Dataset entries
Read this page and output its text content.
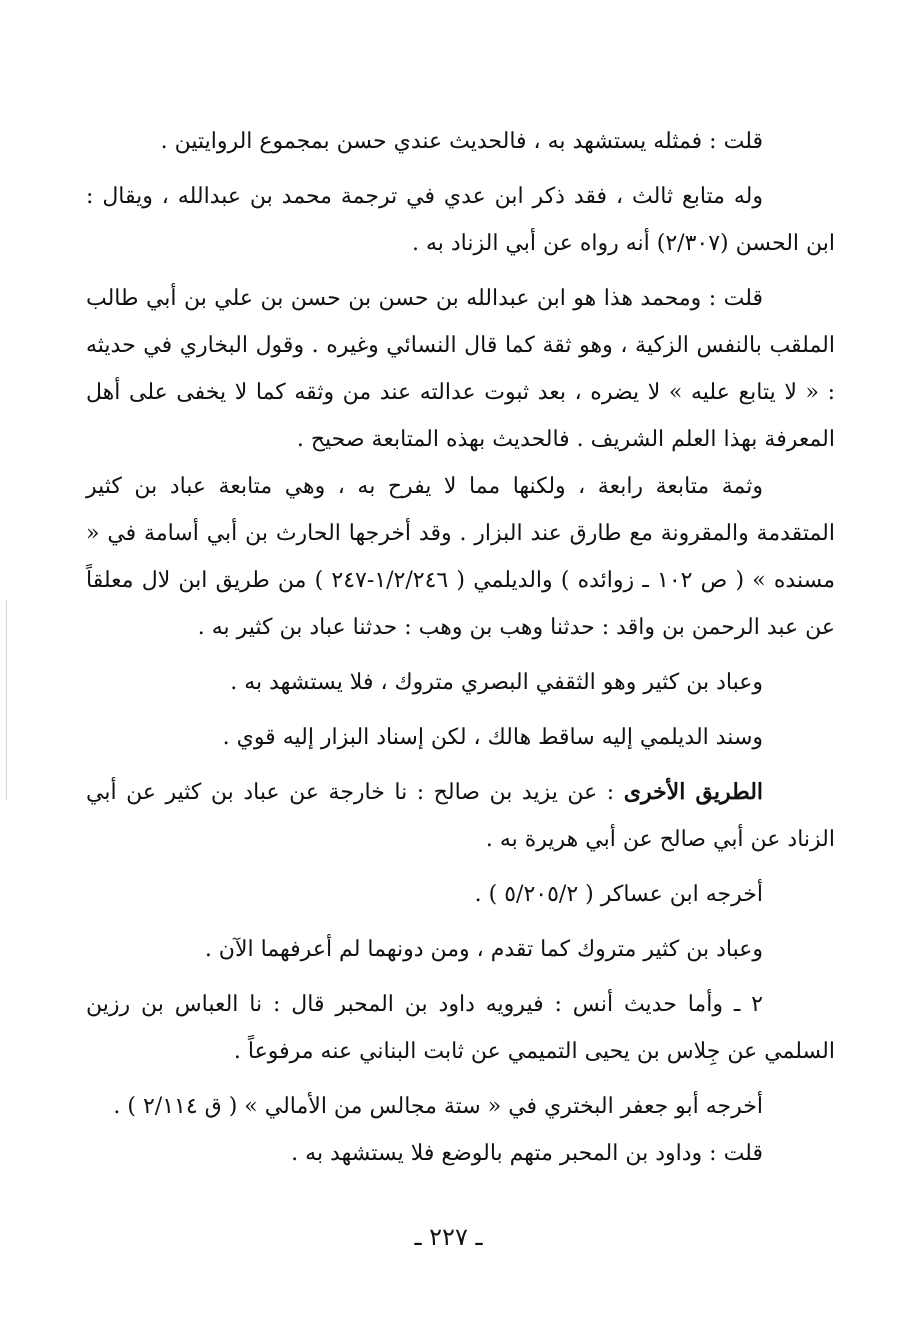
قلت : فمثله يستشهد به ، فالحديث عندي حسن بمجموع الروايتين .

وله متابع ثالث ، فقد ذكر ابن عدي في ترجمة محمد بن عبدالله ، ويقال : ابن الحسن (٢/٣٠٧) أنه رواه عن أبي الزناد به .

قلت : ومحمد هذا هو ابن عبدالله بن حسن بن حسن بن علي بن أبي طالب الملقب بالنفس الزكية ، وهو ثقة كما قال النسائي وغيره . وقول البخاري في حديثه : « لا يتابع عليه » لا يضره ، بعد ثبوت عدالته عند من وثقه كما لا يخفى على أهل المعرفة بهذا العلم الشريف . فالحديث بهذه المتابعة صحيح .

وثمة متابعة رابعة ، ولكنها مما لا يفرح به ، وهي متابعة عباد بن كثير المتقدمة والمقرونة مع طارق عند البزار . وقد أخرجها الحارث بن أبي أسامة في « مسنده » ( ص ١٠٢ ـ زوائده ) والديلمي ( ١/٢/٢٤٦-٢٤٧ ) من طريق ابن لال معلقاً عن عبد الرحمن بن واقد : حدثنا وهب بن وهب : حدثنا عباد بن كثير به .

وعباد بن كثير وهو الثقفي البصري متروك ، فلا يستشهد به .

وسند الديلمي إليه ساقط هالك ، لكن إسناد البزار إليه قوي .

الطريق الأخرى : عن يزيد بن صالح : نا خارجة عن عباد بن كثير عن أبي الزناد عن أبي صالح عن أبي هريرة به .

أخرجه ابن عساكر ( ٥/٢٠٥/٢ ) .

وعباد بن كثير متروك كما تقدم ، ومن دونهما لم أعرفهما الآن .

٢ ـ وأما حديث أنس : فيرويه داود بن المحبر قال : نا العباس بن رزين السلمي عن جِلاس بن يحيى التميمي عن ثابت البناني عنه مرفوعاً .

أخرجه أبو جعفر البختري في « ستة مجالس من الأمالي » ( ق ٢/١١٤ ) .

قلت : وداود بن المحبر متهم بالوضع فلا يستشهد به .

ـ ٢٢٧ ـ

STATED EXERCISE
Gather every line from the listing above in which the word "وعباد" appears.

OUTPUT FOR THIS TASK
وعباد بن كثير وهو الثقفي البصري متروك ، فلا يستشهد به .
وعباد بن كثير متروك كما تقدم ، ومن دونهما لم أعرفهما الآن .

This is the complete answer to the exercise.